## Task description:
Copy each line of the data below with the word "className".
## Begin Dataset excerpts
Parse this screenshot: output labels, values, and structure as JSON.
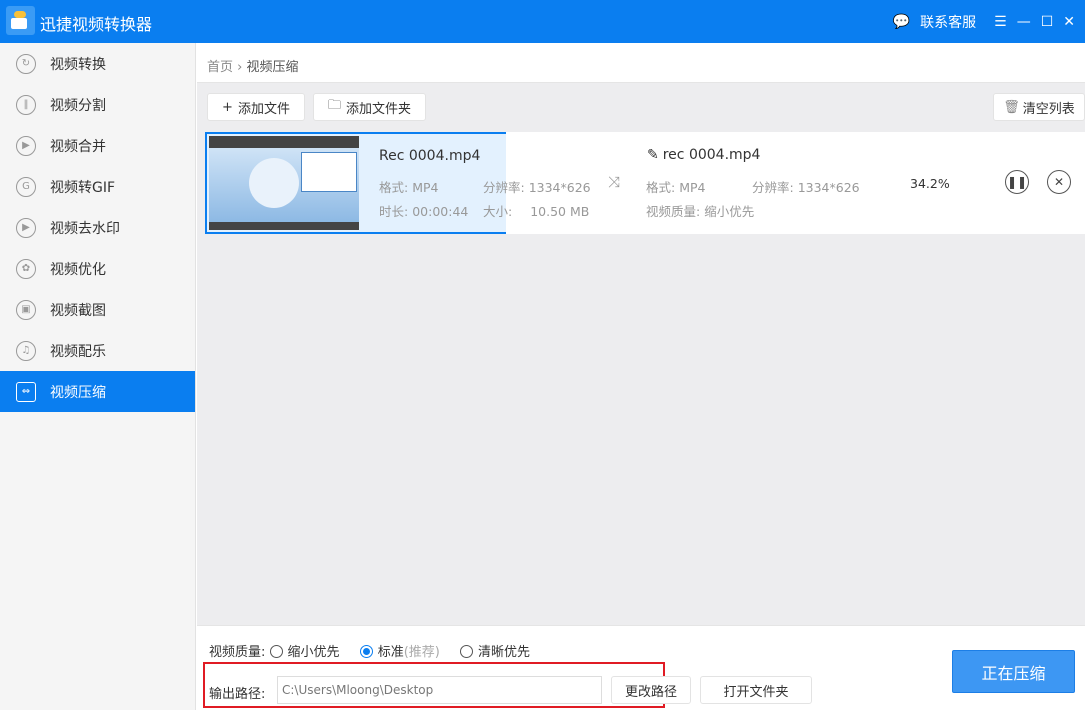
{
  "app": {
    "title": "迅捷视频转换器",
    "support": "联系客服"
  },
  "sidebar": {
    "items": [
      {
        "label": "视频转换",
        "icon": "↻"
      },
      {
        "label": "视频分割",
        "icon": "‖"
      },
      {
        "label": "视频合并",
        "icon": "▶"
      },
      {
        "label": "视频转GIF",
        "icon": "G"
      },
      {
        "label": "视频去水印",
        "icon": "▶"
      },
      {
        "label": "视频优化",
        "icon": "✿"
      },
      {
        "label": "视频截图",
        "icon": "▣"
      },
      {
        "label": "视频配乐",
        "icon": "♫"
      },
      {
        "label": "视频压缩",
        "icon": "⇔"
      }
    ]
  },
  "breadcrumb": {
    "home": "首页",
    "sep": "›",
    "current": "视频压缩"
  },
  "toolbar": {
    "add_file": "添加文件",
    "add_folder": "添加文件夹",
    "clear": "清空列表"
  },
  "file": {
    "name": "Rec 0004.mp4",
    "format_label": "格式:",
    "format": "MP4",
    "res_label": "分辨率:",
    "resolution": "1334*626",
    "dur_label": "时长:",
    "duration": "00:00:44",
    "size_label": "大小:",
    "size": "10.50 MB",
    "out_name": "rec 0004.mp4",
    "out_format": "MP4",
    "out_resolution": "1334*626",
    "quality_label": "视频质量:",
    "out_quality": "缩小优先",
    "progress": "34.2%"
  },
  "bottom": {
    "quality_label": "视频质量:",
    "options": [
      "缩小优先",
      "标准",
      "清晰优先"
    ],
    "recommend": "(推荐)",
    "selected": "标准",
    "output_label": "输出路径:",
    "path": "C:\\Users\\Mloong\\Desktop",
    "change": "更改路径",
    "open": "打开文件夹",
    "start": "正在压缩"
  },
  "colors": {
    "accent": "#0a7ef0",
    "highlight": "#e01b24"
  }
}
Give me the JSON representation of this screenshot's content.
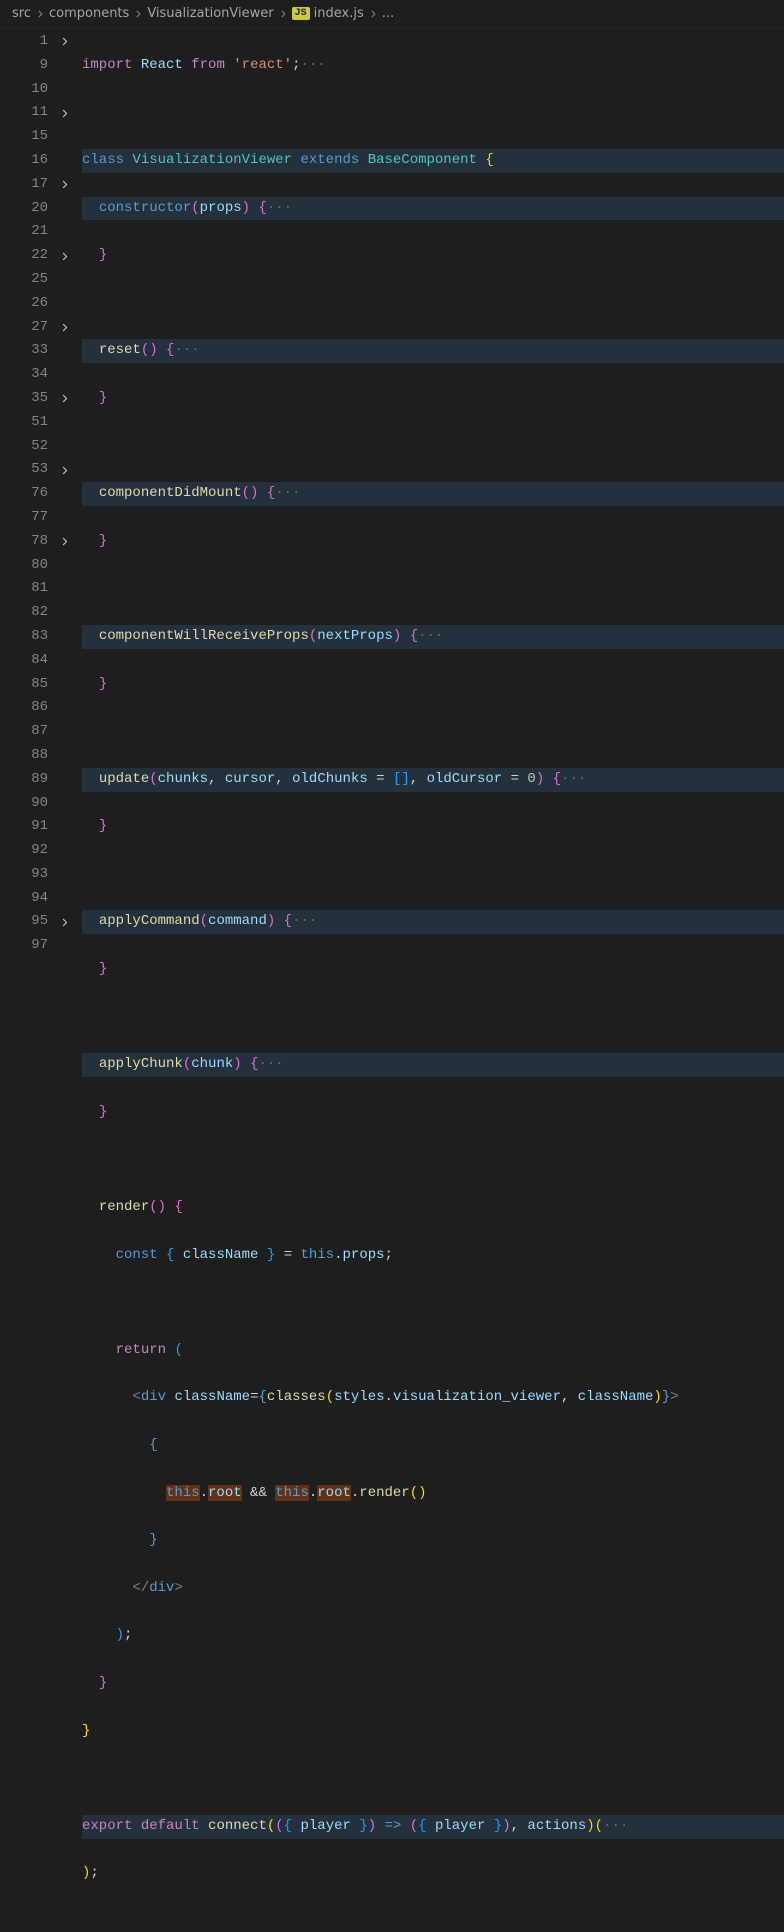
{
  "breadcrumb": {
    "src": "src",
    "components": "components",
    "folder": "VisualizationViewer",
    "jsBadge": "JS",
    "file": "index.js",
    "trailing": "..."
  },
  "lines": [
    {
      "num": "1",
      "fold": true
    },
    {
      "num": "9"
    },
    {
      "num": "10"
    },
    {
      "num": "11",
      "fold": true
    },
    {
      "num": "15"
    },
    {
      "num": "16"
    },
    {
      "num": "17",
      "fold": true
    },
    {
      "num": "20"
    },
    {
      "num": "21"
    },
    {
      "num": "22",
      "fold": true
    },
    {
      "num": "25"
    },
    {
      "num": "26"
    },
    {
      "num": "27",
      "fold": true
    },
    {
      "num": "33"
    },
    {
      "num": "34"
    },
    {
      "num": "35",
      "fold": true
    },
    {
      "num": "51"
    },
    {
      "num": "52"
    },
    {
      "num": "53",
      "fold": true
    },
    {
      "num": "76"
    },
    {
      "num": "77"
    },
    {
      "num": "78",
      "fold": true
    },
    {
      "num": "80"
    },
    {
      "num": "81"
    },
    {
      "num": "82"
    },
    {
      "num": "83"
    },
    {
      "num": "84"
    },
    {
      "num": "85"
    },
    {
      "num": "86"
    },
    {
      "num": "87"
    },
    {
      "num": "88"
    },
    {
      "num": "89"
    },
    {
      "num": "90"
    },
    {
      "num": "91"
    },
    {
      "num": "92"
    },
    {
      "num": "93"
    },
    {
      "num": "94"
    },
    {
      "num": "95",
      "fold": true
    },
    {
      "num": "97"
    }
  ],
  "code": {
    "l1_import": "import",
    "l1_react": "React",
    "l1_from": "from",
    "l1_reactstr": "'react'",
    "ellipsis": "···",
    "l10_class": "class",
    "l10_name": "VisualizationViewer",
    "l10_extends": "extends",
    "l10_base": "BaseComponent",
    "l11_constructor": "constructor",
    "l11_props": "props",
    "l17_reset": "reset",
    "l22_cdm": "componentDidMount",
    "l27_cwrp": "componentWillReceiveProps",
    "l27_nextProps": "nextProps",
    "l35_update": "update",
    "l35_chunks": "chunks",
    "l35_cursor": "cursor",
    "l35_oldChunks": "oldChunks",
    "l35_oldCursor": "oldCursor",
    "l35_zero": "0",
    "l53_applyCommand": "applyCommand",
    "l53_command": "command",
    "l78_applyChunk": "applyChunk",
    "l78_chunk": "chunk",
    "l82_render": "render",
    "l83_const": "const",
    "l83_className": "className",
    "l83_this": "this",
    "l83_props": "props",
    "l85_return": "return",
    "l86_div": "div",
    "l86_className": "className",
    "l86_classes": "classes",
    "l86_styles": "styles",
    "l86_vv": "visualization_viewer",
    "l88_this": "this",
    "l88_root": "root",
    "l88_render": "render",
    "l95_export": "export",
    "l95_default": "default",
    "l95_connect": "connect",
    "l95_player": "player",
    "l95_actions": "actions"
  }
}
## End Dataset excerpts
## The answer:
    "l83_className": "className",
    "l86_className": "className",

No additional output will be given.